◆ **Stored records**
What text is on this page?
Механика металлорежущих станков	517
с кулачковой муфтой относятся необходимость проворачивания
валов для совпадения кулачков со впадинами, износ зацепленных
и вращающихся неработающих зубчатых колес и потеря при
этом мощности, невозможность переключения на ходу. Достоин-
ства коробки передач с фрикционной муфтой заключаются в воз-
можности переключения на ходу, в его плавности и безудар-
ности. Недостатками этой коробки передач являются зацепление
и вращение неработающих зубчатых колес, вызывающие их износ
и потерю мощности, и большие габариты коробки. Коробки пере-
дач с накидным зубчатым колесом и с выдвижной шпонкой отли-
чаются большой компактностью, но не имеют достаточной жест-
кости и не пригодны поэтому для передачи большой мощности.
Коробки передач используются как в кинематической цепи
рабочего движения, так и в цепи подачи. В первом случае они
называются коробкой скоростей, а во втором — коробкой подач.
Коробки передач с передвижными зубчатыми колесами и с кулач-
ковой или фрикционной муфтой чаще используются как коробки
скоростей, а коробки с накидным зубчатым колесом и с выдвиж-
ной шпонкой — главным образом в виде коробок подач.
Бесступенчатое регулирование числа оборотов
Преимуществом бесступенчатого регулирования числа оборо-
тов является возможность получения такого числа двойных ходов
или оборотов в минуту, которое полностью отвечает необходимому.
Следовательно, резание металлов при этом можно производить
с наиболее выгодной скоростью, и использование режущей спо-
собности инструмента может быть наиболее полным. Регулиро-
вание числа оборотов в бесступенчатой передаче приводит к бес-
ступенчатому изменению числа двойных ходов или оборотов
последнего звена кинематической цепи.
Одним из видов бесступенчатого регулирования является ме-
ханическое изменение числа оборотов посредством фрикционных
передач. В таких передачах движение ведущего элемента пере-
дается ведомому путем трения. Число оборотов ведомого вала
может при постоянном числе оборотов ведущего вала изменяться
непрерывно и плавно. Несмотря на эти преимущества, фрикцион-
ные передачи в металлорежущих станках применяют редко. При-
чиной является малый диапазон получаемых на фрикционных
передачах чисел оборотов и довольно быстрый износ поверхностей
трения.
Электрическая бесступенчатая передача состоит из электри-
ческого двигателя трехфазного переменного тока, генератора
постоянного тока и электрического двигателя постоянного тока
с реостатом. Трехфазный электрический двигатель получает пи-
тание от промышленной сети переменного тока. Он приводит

◆ **WHAT IS BEING ASKED**
Copy out the lines that hold "трения".

◆ **REPLY**
дается ведомому путем трения. Число оборотов ведомого вала
трения.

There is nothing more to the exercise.